▶ What you should do:
Bring together all lines of the material below that contain the string "登记银行日记手工账".

▶ Records provided:
^^^^

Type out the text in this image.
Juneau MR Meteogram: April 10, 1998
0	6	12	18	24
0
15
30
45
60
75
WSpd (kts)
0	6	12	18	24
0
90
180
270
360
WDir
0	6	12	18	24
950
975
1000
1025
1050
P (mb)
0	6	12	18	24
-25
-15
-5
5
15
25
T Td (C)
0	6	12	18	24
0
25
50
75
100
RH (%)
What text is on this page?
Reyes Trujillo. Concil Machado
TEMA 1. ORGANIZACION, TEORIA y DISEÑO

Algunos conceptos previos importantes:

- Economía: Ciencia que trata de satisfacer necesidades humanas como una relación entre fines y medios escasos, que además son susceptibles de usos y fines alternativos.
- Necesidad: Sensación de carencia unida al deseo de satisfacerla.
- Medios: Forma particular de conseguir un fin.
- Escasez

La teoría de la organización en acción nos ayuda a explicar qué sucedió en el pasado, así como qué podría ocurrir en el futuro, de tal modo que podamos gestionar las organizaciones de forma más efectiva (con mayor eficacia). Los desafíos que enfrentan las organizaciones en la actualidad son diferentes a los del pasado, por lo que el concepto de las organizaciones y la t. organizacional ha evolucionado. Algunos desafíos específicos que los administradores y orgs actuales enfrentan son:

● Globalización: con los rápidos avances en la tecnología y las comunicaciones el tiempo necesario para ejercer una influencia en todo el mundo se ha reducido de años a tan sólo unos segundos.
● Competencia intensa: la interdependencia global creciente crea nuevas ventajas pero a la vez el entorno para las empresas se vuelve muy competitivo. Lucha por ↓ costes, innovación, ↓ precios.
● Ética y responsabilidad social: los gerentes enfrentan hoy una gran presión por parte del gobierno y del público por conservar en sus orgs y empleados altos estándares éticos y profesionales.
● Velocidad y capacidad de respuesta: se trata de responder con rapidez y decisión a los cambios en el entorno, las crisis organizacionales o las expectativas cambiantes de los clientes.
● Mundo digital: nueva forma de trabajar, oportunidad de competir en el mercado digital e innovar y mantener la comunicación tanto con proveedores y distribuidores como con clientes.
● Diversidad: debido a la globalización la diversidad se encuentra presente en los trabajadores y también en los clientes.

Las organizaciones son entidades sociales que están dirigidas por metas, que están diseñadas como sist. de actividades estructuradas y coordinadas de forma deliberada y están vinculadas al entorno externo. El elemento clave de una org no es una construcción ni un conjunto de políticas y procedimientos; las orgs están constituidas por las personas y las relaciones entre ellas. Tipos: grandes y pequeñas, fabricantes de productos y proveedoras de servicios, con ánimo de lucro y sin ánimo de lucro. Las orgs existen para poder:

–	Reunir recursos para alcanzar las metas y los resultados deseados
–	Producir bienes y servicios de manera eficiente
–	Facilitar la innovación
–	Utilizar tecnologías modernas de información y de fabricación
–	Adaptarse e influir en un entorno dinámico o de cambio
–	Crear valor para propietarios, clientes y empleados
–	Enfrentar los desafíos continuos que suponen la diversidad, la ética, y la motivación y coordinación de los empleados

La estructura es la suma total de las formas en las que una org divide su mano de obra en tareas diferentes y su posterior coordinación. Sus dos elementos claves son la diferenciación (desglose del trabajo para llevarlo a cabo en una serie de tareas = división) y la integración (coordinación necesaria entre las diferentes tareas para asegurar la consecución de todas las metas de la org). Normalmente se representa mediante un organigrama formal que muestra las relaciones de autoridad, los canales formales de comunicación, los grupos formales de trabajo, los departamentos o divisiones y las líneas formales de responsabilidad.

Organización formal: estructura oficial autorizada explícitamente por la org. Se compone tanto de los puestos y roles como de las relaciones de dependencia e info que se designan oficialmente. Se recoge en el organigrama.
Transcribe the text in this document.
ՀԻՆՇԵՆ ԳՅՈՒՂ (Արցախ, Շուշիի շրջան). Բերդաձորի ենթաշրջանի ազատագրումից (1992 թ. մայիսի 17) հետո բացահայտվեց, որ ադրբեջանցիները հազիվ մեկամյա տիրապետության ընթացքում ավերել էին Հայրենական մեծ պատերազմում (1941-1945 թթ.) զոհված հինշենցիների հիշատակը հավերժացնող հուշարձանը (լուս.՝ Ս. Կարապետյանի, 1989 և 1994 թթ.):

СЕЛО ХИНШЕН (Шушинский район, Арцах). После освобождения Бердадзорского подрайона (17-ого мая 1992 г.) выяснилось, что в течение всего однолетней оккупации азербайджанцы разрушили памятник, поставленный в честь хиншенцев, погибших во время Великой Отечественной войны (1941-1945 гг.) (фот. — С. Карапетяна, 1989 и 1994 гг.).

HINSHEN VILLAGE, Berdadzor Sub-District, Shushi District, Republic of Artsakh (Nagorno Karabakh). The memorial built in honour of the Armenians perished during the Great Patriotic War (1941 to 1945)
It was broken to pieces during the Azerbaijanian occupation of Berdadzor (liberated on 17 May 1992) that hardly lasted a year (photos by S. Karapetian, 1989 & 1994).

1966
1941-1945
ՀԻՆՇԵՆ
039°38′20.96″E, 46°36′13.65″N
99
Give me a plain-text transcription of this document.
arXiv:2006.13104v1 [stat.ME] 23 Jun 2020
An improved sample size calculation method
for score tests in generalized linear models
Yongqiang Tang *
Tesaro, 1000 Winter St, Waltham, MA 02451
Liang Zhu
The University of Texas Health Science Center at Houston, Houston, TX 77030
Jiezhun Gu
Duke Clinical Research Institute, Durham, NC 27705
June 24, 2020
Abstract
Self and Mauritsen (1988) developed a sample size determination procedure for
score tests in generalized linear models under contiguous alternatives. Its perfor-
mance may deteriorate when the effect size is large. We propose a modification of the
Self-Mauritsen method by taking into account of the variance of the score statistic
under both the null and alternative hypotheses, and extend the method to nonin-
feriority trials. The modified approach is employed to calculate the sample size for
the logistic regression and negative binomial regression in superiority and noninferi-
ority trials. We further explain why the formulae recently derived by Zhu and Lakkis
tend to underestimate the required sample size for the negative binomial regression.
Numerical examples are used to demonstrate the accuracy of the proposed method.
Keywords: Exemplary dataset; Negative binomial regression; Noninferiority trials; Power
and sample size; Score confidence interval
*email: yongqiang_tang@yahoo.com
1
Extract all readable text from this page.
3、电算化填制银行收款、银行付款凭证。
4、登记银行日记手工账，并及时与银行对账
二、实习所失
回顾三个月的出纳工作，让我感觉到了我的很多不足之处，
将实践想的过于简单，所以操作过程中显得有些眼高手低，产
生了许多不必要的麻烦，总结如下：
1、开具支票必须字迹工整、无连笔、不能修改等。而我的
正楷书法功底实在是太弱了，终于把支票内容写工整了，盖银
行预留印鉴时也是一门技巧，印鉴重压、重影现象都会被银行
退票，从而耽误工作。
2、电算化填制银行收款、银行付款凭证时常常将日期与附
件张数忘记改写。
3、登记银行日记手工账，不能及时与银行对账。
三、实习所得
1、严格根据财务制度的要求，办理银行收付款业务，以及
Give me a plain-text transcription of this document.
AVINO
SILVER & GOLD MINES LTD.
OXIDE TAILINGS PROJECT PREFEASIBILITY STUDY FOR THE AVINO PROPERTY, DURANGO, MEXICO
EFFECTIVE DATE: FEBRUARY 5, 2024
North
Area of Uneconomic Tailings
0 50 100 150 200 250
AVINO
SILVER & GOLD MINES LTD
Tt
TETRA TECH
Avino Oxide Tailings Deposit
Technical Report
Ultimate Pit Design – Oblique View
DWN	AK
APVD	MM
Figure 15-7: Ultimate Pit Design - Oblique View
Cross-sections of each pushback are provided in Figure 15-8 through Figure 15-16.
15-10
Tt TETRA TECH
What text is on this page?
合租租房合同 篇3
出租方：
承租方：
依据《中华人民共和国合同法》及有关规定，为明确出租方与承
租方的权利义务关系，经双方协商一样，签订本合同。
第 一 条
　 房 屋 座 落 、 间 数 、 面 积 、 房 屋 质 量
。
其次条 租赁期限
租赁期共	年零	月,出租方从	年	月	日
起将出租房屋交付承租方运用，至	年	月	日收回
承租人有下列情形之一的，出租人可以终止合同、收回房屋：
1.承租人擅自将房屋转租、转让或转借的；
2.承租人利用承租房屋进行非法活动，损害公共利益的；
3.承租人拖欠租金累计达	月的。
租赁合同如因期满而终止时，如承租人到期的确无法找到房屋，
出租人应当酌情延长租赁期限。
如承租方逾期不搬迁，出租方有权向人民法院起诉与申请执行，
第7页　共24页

^^^^

▶ Response:
4、登记银行日记手工账，并及时与银行对账
3、登记银行日记手工账，不能及时与银行对账。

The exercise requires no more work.